DATA SUPPLIED:

=-=-=-=-=

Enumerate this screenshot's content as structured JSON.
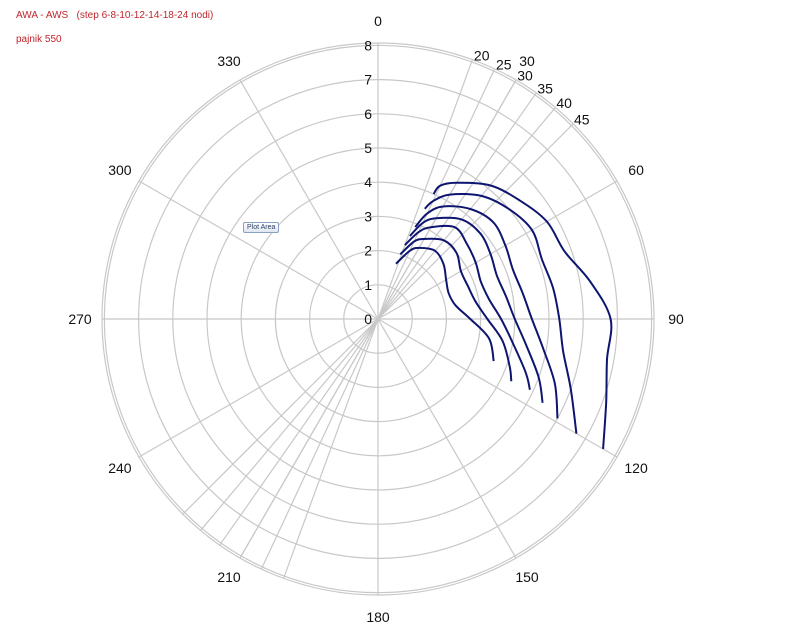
{
  "chart_data": {
    "type": "polar-line",
    "title": "AWA - AWS   (step 6-8-10-12-14-18-24 nodi)",
    "subtitle": "pajnik 550",
    "radial_axis": {
      "range": [
        0,
        8
      ],
      "ticks": [
        "0",
        "1",
        "2",
        "3",
        "4",
        "5",
        "6",
        "7",
        "8"
      ]
    },
    "angular_axis": {
      "ticks": [
        "0",
        "30",
        "60",
        "90",
        "120",
        "150",
        "180",
        "210",
        "240",
        "270",
        "300",
        "330"
      ]
    },
    "angle_annotations": [
      "20",
      "25",
      "30",
      "35",
      "40",
      "45"
    ],
    "grid": true,
    "tooltip": "Plot Area",
    "series": [
      {
        "values": [
          [
            18,
            1.7
          ],
          [
            25,
            2.2
          ],
          [
            30,
            2.4
          ],
          [
            40,
            2.6
          ],
          [
            50,
            2.5
          ],
          [
            60,
            2.3
          ],
          [
            70,
            2.2
          ],
          [
            80,
            2.3
          ],
          [
            90,
            2.7
          ],
          [
            100,
            3.3
          ],
          [
            110,
            3.6
          ]
        ]
      },
      {
        "values": [
          [
            19,
            2.0
          ],
          [
            25,
            2.5
          ],
          [
            30,
            2.7
          ],
          [
            40,
            3.0
          ],
          [
            50,
            3.0
          ],
          [
            60,
            2.8
          ],
          [
            70,
            2.8
          ],
          [
            80,
            2.9
          ],
          [
            90,
            3.2
          ],
          [
            100,
            3.7
          ],
          [
            110,
            4.1
          ],
          [
            115,
            4.3
          ]
        ]
      },
      {
        "values": [
          [
            20,
            2.3
          ],
          [
            25,
            2.8
          ],
          [
            30,
            3.1
          ],
          [
            40,
            3.5
          ],
          [
            50,
            3.4
          ],
          [
            60,
            3.3
          ],
          [
            70,
            3.2
          ],
          [
            80,
            3.3
          ],
          [
            90,
            3.6
          ],
          [
            100,
            4.0
          ],
          [
            110,
            4.6
          ],
          [
            115,
            4.9
          ]
        ]
      },
      {
        "values": [
          [
            21,
            2.6
          ],
          [
            25,
            3.1
          ],
          [
            30,
            3.4
          ],
          [
            40,
            3.8
          ],
          [
            50,
            3.9
          ],
          [
            60,
            3.8
          ],
          [
            70,
            3.7
          ],
          [
            80,
            3.8
          ],
          [
            90,
            4.0
          ],
          [
            100,
            4.4
          ],
          [
            110,
            5.0
          ],
          [
            117,
            5.4
          ]
        ]
      },
      {
        "values": [
          [
            22,
            2.9
          ],
          [
            25,
            3.4
          ],
          [
            30,
            3.8
          ],
          [
            40,
            4.2
          ],
          [
            50,
            4.4
          ],
          [
            60,
            4.3
          ],
          [
            70,
            4.2
          ],
          [
            80,
            4.3
          ],
          [
            90,
            4.5
          ],
          [
            100,
            4.9
          ],
          [
            110,
            5.5
          ],
          [
            119,
            6.0
          ]
        ]
      },
      {
        "values": [
          [
            23,
            3.5
          ],
          [
            25,
            3.8
          ],
          [
            30,
            4.2
          ],
          [
            40,
            4.7
          ],
          [
            50,
            5.0
          ],
          [
            60,
            5.2
          ],
          [
            70,
            5.1
          ],
          [
            80,
            5.2
          ],
          [
            90,
            5.3
          ],
          [
            100,
            5.5
          ],
          [
            110,
            6.0
          ],
          [
            120,
            6.7
          ]
        ]
      },
      {
        "values": [
          [
            24,
            4.0
          ],
          [
            25,
            4.3
          ],
          [
            30,
            4.6
          ],
          [
            40,
            5.1
          ],
          [
            50,
            5.4
          ],
          [
            60,
            5.7
          ],
          [
            70,
            5.8
          ],
          [
            80,
            6.3
          ],
          [
            90,
            6.8
          ],
          [
            100,
            6.8
          ],
          [
            110,
            7.1
          ],
          [
            120,
            7.6
          ]
        ]
      }
    ]
  },
  "colors": {
    "series": "#0d1570",
    "grid": "#c8c8c8",
    "title": "#c0262c"
  },
  "icons": {
    "tooltip": "plot-area-tooltip"
  }
}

=-=-=-=-=

THE EXERCISE: Extract each line from the listing that holds the word "tooltip".

THE ANSWER:
    "tooltip": "Plot Area",
    "tooltip": "plot-area-tooltip"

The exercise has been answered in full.